== What to work on ==
Write out the listing exactly as it is given.

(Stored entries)
┌──

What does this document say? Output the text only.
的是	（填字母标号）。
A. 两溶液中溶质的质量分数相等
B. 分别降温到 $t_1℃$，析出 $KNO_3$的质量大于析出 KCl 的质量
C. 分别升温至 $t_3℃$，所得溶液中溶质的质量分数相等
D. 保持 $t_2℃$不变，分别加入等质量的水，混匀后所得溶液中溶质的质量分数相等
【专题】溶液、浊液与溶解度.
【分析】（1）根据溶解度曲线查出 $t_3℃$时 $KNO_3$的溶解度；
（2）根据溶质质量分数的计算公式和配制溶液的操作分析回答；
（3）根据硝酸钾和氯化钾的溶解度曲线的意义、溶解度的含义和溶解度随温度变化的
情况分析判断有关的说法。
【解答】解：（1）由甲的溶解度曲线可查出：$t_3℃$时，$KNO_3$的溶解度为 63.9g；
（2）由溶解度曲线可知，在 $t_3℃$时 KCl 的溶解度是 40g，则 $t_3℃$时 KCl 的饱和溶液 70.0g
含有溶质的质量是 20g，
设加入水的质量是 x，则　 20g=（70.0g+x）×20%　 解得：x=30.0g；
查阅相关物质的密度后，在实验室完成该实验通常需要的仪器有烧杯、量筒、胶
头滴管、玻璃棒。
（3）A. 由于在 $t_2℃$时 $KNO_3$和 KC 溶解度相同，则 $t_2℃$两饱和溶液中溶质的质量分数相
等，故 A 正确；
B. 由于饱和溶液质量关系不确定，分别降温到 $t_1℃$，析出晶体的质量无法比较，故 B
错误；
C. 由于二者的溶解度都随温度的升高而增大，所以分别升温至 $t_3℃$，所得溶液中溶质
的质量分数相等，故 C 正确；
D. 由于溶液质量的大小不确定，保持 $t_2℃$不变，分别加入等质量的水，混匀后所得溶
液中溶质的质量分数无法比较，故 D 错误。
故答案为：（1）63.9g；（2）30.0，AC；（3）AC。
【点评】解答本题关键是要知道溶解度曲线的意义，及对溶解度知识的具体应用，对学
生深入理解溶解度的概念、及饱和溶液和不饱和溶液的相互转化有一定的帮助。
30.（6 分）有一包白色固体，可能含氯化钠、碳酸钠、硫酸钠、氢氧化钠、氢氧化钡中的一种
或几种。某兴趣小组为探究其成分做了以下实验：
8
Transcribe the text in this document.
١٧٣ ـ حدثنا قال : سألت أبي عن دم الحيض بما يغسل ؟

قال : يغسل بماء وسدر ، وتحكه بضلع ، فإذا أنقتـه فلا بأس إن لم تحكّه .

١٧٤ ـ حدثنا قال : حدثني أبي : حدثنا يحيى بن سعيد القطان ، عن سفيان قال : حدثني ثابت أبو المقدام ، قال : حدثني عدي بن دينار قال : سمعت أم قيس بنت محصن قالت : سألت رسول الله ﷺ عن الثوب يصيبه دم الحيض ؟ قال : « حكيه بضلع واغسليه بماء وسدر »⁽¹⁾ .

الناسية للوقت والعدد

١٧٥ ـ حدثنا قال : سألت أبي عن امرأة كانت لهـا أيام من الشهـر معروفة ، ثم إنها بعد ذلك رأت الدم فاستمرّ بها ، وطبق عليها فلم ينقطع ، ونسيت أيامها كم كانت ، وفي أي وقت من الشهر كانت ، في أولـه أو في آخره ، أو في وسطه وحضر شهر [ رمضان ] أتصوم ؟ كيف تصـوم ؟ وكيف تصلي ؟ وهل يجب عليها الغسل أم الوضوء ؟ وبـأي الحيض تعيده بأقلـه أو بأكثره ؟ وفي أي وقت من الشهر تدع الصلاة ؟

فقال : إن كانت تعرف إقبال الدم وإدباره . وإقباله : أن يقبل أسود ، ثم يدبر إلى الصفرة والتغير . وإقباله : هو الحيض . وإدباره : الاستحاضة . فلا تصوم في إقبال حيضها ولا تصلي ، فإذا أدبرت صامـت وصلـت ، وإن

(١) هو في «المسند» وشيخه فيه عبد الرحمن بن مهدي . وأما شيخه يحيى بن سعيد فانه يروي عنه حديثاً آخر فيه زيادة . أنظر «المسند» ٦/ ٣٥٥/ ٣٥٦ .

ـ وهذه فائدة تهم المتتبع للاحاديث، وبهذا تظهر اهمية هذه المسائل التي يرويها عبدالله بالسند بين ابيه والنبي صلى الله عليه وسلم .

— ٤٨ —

└──

== Solution to the exercise ==
What does this document say? Output the text only.
的是	（填字母标号）。
A. 两溶液中溶质的质量分数相等
B. 分别降温到 $t_1℃$，析出 $KNO_3$的质量大于析出 KCl 的质量
C. 分别升温至 $t_3℃$，所得溶液中溶质的质量分数相等
D. 保持 $t_2℃$不变，分别加入等质量的水，混匀后所得溶液中溶质的质量分数相等
【专题】溶液、浊液与溶解度.
【分析】（1）根据溶解度曲线查出 $t_3℃$时 $KNO_3$的溶解度；
（2）根据溶质质量分数的计算公式和配制溶液的操作分析回答；
（3）根据硝酸钾和氯化钾的溶解度曲线的意义、溶解度的含义和溶解度随温度变化的
情况分析判断有关的说法。
【解答】解：（1）由甲的溶解度曲线可查出：$t_3℃$时，$KNO_3$的溶解度为 63.9g；
（2）由溶解度曲线可知，在 $t_3℃$时 KCl 的溶解度是 40g，则 $t_3℃$时 KCl 的饱和溶液 70.0g
含有溶质的质量是 20g，
设加入水的质量是 x，则　 20g=（70.0g+x）×20%　 解得：x=30.0g；
查阅相关物质的密度后，在实验室完成该实验通常需要的仪器有烧杯、量筒、胶
头滴管、玻璃棒。
（3）A. 由于在 $t_2℃$时 $KNO_3$和 KC 溶解度相同，则 $t_2℃$两饱和溶液中溶质的质量分数相
等，故 A 正确；
B. 由于饱和溶液质量关系不确定，分别降温到 $t_1℃$，析出晶体的质量无法比较，故 B
错误；
C. 由于二者的溶解度都随温度的升高而增大，所以分别升温至 $t_3℃$，所得溶液中溶质
的质量分数相等，故 C 正确；
D. 由于溶液质量的大小不确定，保持 $t_2℃$不变，分别加入等质量的水，混匀后所得溶
液中溶质的质量分数无法比较，故 D 错误。
故答案为：（1）63.9g；（2）30.0，AC；（3）AC。
【点评】解答本题关键是要知道溶解度曲线的意义，及对溶解度知识的具体应用，对学
生深入理解溶解度的概念、及饱和溶液和不饱和溶液的相互转化有一定的帮助。
30.（6 分）有一包白色固体，可能含氯化钠、碳酸钠、硫酸钠、氢氧化钠、氢氧化钡中的一种
或几种。某兴趣小组为探究其成分做了以下实验：
8
Transcribe the text in this document.
١٧٣ ـ حدثنا قال : سألت أبي عن دم الحيض بما يغسل ؟

قال : يغسل بماء وسدر ، وتحكه بضلع ، فإذا أنقتـه فلا بأس إن لم تحكّه .

١٧٤ ـ حدثنا قال : حدثني أبي : حدثنا يحيى بن سعيد القطان ، عن سفيان قال : حدثني ثابت أبو المقدام ، قال : حدثني عدي بن دينار قال : سمعت أم قيس بنت محصن قالت : سألت رسول الله ﷺ عن الثوب يصيبه دم الحيض ؟ قال : « حكيه بضلع واغسليه بماء وسدر »⁽¹⁾ .

الناسية للوقت والعدد

١٧٥ ـ حدثنا قال : سألت أبي عن امرأة كانت لهـا أيام من الشهـر معروفة ، ثم إنها بعد ذلك رأت الدم فاستمرّ بها ، وطبق عليها فلم ينقطع ، ونسيت أيامها كم كانت ، وفي أي وقت من الشهر كانت ، في أولـه أو في آخره ، أو في وسطه وحضر شهر [ رمضان ] أتصوم ؟ كيف تصـوم ؟ وكيف تصلي ؟ وهل يجب عليها الغسل أم الوضوء ؟ وبـأي الحيض تعيده بأقلـه أو بأكثره ؟ وفي أي وقت من الشهر تدع الصلاة ؟

فقال : إن كانت تعرف إقبال الدم وإدباره . وإقباله : أن يقبل أسود ، ثم يدبر إلى الصفرة والتغير . وإقباله : هو الحيض . وإدباره : الاستحاضة . فلا تصوم في إقبال حيضها ولا تصلي ، فإذا أدبرت صامـت وصلـت ، وإن

(١) هو في «المسند» وشيخه فيه عبد الرحمن بن مهدي . وأما شيخه يحيى بن سعيد فانه يروي عنه حديثاً آخر فيه زيادة . أنظر «المسند» ٦/ ٣٥٥/ ٣٥٦ .

ـ وهذه فائدة تهم المتتبع للاحاديث، وبهذا تظهر اهمية هذه المسائل التي يرويها عبدالله بالسند بين ابيه والنبي صلى الله عليه وسلم .

— ٤٨ —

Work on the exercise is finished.